_What you should do_
Can you output the records below exactly as they are written?

_Listed records_
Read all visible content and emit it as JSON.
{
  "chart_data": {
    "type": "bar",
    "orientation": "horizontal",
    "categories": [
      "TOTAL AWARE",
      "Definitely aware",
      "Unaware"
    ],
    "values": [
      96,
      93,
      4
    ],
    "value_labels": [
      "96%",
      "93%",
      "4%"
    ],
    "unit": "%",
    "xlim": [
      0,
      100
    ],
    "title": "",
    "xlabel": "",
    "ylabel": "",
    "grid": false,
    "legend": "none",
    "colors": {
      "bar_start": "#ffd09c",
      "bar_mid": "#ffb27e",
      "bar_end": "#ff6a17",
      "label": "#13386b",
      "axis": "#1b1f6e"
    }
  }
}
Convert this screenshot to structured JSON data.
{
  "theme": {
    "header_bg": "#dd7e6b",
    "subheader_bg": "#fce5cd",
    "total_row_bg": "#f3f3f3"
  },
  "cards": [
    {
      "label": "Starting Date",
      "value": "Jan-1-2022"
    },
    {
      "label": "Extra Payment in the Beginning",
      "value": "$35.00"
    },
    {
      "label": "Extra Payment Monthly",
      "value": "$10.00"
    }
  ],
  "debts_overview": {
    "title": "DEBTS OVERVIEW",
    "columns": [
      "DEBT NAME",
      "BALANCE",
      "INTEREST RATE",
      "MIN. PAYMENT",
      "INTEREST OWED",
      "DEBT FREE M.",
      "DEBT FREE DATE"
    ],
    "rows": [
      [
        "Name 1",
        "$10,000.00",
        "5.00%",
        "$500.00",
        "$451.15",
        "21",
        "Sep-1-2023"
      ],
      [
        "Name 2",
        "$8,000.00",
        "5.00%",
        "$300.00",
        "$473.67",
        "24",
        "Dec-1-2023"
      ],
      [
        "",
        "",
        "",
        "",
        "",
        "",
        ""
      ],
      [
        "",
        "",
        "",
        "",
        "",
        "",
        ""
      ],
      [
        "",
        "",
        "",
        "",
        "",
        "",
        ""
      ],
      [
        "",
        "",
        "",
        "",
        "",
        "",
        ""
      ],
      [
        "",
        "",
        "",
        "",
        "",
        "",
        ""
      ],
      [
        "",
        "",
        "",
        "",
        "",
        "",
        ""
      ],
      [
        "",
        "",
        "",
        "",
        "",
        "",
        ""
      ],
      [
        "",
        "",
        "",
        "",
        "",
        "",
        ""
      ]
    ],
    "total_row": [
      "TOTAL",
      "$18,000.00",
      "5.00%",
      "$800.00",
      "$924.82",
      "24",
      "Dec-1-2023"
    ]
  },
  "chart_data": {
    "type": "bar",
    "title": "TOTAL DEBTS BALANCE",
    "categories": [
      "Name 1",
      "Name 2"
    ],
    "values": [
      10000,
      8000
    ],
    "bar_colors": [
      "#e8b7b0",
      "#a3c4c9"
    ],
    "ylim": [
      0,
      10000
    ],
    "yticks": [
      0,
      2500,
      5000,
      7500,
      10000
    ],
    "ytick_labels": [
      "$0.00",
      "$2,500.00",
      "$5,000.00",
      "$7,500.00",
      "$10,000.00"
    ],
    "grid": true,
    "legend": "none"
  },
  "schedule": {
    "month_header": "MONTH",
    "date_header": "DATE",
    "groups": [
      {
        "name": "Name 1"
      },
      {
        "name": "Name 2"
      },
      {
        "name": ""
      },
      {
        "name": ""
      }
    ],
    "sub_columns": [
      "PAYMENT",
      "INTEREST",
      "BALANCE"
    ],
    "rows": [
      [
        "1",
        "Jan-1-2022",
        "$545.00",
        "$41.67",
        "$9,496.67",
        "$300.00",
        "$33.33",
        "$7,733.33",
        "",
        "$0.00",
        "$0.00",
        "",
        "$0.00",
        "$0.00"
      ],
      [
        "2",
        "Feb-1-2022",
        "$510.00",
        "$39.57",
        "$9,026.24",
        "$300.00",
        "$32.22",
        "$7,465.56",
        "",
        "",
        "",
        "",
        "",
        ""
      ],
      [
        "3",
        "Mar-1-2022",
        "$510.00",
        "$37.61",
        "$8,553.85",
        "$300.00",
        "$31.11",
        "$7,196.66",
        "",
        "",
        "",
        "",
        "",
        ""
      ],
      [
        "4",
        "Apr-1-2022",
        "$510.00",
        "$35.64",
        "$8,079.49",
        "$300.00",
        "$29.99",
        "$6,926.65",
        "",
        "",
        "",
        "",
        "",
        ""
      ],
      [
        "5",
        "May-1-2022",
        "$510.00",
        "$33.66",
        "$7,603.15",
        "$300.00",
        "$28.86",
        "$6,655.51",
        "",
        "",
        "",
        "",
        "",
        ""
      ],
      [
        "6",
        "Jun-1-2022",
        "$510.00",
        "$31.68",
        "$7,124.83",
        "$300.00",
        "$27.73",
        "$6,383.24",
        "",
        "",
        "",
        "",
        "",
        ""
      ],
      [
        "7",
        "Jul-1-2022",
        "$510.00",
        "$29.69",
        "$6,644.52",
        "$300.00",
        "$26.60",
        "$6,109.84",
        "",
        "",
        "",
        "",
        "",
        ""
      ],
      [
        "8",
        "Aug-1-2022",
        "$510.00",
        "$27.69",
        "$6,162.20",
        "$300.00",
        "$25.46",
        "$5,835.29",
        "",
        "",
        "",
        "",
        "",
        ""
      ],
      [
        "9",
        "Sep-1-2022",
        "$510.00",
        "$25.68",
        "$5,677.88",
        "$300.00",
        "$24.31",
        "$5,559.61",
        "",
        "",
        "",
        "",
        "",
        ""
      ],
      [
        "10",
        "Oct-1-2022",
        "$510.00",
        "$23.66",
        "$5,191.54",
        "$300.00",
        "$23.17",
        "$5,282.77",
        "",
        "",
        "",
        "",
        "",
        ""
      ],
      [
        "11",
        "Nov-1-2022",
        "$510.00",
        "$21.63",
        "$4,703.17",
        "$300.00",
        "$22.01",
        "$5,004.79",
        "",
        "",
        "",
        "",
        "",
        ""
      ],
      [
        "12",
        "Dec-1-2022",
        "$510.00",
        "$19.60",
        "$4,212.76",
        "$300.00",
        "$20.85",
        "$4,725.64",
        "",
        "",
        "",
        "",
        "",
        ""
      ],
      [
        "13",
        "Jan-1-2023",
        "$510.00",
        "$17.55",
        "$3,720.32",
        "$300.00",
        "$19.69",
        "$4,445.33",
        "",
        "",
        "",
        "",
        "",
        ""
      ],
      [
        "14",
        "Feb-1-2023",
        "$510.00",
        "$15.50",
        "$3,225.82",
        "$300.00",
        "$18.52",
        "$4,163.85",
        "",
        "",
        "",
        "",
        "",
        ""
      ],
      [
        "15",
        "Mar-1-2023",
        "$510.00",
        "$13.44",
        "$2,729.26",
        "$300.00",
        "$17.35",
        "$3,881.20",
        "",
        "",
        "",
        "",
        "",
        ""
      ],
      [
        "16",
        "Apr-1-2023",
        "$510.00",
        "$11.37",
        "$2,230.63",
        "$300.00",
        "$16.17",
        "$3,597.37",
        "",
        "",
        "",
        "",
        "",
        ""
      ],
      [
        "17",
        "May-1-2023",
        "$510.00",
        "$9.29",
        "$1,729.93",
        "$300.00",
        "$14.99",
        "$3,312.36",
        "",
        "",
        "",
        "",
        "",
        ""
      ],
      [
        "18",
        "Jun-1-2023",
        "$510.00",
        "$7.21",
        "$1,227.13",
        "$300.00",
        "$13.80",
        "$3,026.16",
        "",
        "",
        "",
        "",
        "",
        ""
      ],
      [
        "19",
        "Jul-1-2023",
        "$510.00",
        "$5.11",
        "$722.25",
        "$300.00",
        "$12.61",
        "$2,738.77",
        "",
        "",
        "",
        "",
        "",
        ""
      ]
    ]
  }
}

_Full answer_
Read all visible content and emit it as JSON.
{
  "chart_data": {
    "type": "bar",
    "orientation": "horizontal",
    "categories": [
      "TOTAL AWARE",
      "Definitely aware",
      "Unaware"
    ],
    "values": [
      96,
      93,
      4
    ],
    "value_labels": [
      "96%",
      "93%",
      "4%"
    ],
    "unit": "%",
    "xlim": [
      0,
      100
    ],
    "title": "",
    "xlabel": "",
    "ylabel": "",
    "grid": false,
    "legend": "none",
    "colors": {
      "bar_start": "#ffd09c",
      "bar_mid": "#ffb27e",
      "bar_end": "#ff6a17",
      "label": "#13386b",
      "axis": "#1b1f6e"
    }
  }
}
Convert this screenshot to structured JSON data.
{
  "theme": {
    "header_bg": "#dd7e6b",
    "subheader_bg": "#fce5cd",
    "total_row_bg": "#f3f3f3"
  },
  "cards": [
    {
      "label": "Starting Date",
      "value": "Jan-1-2022"
    },
    {
      "label": "Extra Payment in the Beginning",
      "value": "$35.00"
    },
    {
      "label": "Extra Payment Monthly",
      "value": "$10.00"
    }
  ],
  "debts_overview": {
    "title": "DEBTS OVERVIEW",
    "columns": [
      "DEBT NAME",
      "BALANCE",
      "INTEREST RATE",
      "MIN. PAYMENT",
      "INTEREST OWED",
      "DEBT FREE M.",
      "DEBT FREE DATE"
    ],
    "rows": [
      [
        "Name 1",
        "$10,000.00",
        "5.00%",
        "$500.00",
        "$451.15",
        "21",
        "Sep-1-2023"
      ],
      [
        "Name 2",
        "$8,000.00",
        "5.00%",
        "$300.00",
        "$473.67",
        "24",
        "Dec-1-2023"
      ],
      [
        "",
        "",
        "",
        "",
        "",
        "",
        ""
      ],
      [
        "",
        "",
        "",
        "",
        "",
        "",
        ""
      ],
      [
        "",
        "",
        "",
        "",
        "",
        "",
        ""
      ],
      [
        "",
        "",
        "",
        "",
        "",
        "",
        ""
      ],
      [
        "",
        "",
        "",
        "",
        "",
        "",
        ""
      ],
      [
        "",
        "",
        "",
        "",
        "",
        "",
        ""
      ],
      [
        "",
        "",
        "",
        "",
        "",
        "",
        ""
      ],
      [
        "",
        "",
        "",
        "",
        "",
        "",
        ""
      ]
    ],
    "total_row": [
      "TOTAL",
      "$18,000.00",
      "5.00%",
      "$800.00",
      "$924.82",
      "24",
      "Dec-1-2023"
    ]
  },
  "chart_data": {
    "type": "bar",
    "title": "TOTAL DEBTS BALANCE",
    "categories": [
      "Name 1",
      "Name 2"
    ],
    "values": [
      10000,
      8000
    ],
    "bar_colors": [
      "#e8b7b0",
      "#a3c4c9"
    ],
    "ylim": [
      0,
      10000
    ],
    "yticks": [
      0,
      2500,
      5000,
      7500,
      10000
    ],
    "ytick_labels": [
      "$0.00",
      "$2,500.00",
      "$5,000.00",
      "$7,500.00",
      "$10,000.00"
    ],
    "grid": true,
    "legend": "none"
  },
  "schedule": {
    "month_header": "MONTH",
    "date_header": "DATE",
    "groups": [
      {
        "name": "Name 1"
      },
      {
        "name": "Name 2"
      },
      {
        "name": ""
      },
      {
        "name": ""
      }
    ],
    "sub_columns": [
      "PAYMENT",
      "INTEREST",
      "BALANCE"
    ],
    "rows": [
      [
        "1",
        "Jan-1-2022",
        "$545.00",
        "$41.67",
        "$9,496.67",
        "$300.00",
        "$33.33",
        "$7,733.33",
        "",
        "$0.00",
        "$0.00",
        "",
        "$0.00",
        "$0.00"
      ],
      [
        "2",
        "Feb-1-2022",
        "$510.00",
        "$39.57",
        "$9,026.24",
        "$300.00",
        "$32.22",
        "$7,465.56",
        "",
        "",
        "",
        "",
        "",
        ""
      ],
      [
        "3",
        "Mar-1-2022",
        "$510.00",
        "$37.61",
        "$8,553.85",
        "$300.00",
        "$31.11",
        "$7,196.66",
        "",
        "",
        "",
        "",
        "",
        ""
      ],
      [
        "4",
        "Apr-1-2022",
        "$510.00",
        "$35.64",
        "$8,079.49",
        "$300.00",
        "$29.99",
        "$6,926.65",
        "",
        "",
        "",
        "",
        "",
        ""
      ],
      [
        "5",
        "May-1-2022",
        "$510.00",
        "$33.66",
        "$7,603.15",
        "$300.00",
        "$28.86",
        "$6,655.51",
        "",
        "",
        "",
        "",
        "",
        ""
      ],
      [
        "6",
        "Jun-1-2022",
        "$510.00",
        "$31.68",
        "$7,124.83",
        "$300.00",
        "$27.73",
        "$6,383.24",
        "",
        "",
        "",
        "",
        "",
        ""
      ],
      [
        "7",
        "Jul-1-2022",
        "$510.00",
        "$29.69",
        "$6,644.52",
        "$300.00",
        "$26.60",
        "$6,109.84",
        "",
        "",
        "",
        "",
        "",
        ""
      ],
      [
        "8",
        "Aug-1-2022",
        "$510.00",
        "$27.69",
        "$6,162.20",
        "$300.00",
        "$25.46",
        "$5,835.29",
        "",
        "",
        "",
        "",
        "",
        ""
      ],
      [
        "9",
        "Sep-1-2022",
        "$510.00",
        "$25.68",
        "$5,677.88",
        "$300.00",
        "$24.31",
        "$5,559.61",
        "",
        "",
        "",
        "",
        "",
        ""
      ],
      [
        "10",
        "Oct-1-2022",
        "$510.00",
        "$23.66",
        "$5,191.54",
        "$300.00",
        "$23.17",
        "$5,282.77",
        "",
        "",
        "",
        "",
        "",
        ""
      ],
      [
        "11",
        "Nov-1-2022",
        "$510.00",
        "$21.63",
        "$4,703.17",
        "$300.00",
        "$22.01",
        "$5,004.79",
        "",
        "",
        "",
        "",
        "",
        ""
      ],
      [
        "12",
        "Dec-1-2022",
        "$510.00",
        "$19.60",
        "$4,212.76",
        "$300.00",
        "$20.85",
        "$4,725.64",
        "",
        "",
        "",
        "",
        "",
        ""
      ],
      [
        "13",
        "Jan-1-2023",
        "$510.00",
        "$17.55",
        "$3,720.32",
        "$300.00",
        "$19.69",
        "$4,445.33",
        "",
        "",
        "",
        "",
        "",
        ""
      ],
      [
        "14",
        "Feb-1-2023",
        "$510.00",
        "$15.50",
        "$3,225.82",
        "$300.00",
        "$18.52",
        "$4,163.85",
        "",
        "",
        "",
        "",
        "",
        ""
      ],
      [
        "15",
        "Mar-1-2023",
        "$510.00",
        "$13.44",
        "$2,729.26",
        "$300.00",
        "$17.35",
        "$3,881.20",
        "",
        "",
        "",
        "",
        "",
        ""
      ],
      [
        "16",
        "Apr-1-2023",
        "$510.00",
        "$11.37",
        "$2,230.63",
        "$300.00",
        "$16.17",
        "$3,597.37",
        "",
        "",
        "",
        "",
        "",
        ""
      ],
      [
        "17",
        "May-1-2023",
        "$510.00",
        "$9.29",
        "$1,729.93",
        "$300.00",
        "$14.99",
        "$3,312.36",
        "",
        "",
        "",
        "",
        "",
        ""
      ],
      [
        "18",
        "Jun-1-2023",
        "$510.00",
        "$7.21",
        "$1,227.13",
        "$300.00",
        "$13.80",
        "$3,026.16",
        "",
        "",
        "",
        "",
        "",
        ""
      ],
      [
        "19",
        "Jul-1-2023",
        "$510.00",
        "$5.11",
        "$722.25",
        "$300.00",
        "$12.61",
        "$2,738.77",
        "",
        "",
        "",
        "",
        "",
        ""
      ]
    ]
  }
}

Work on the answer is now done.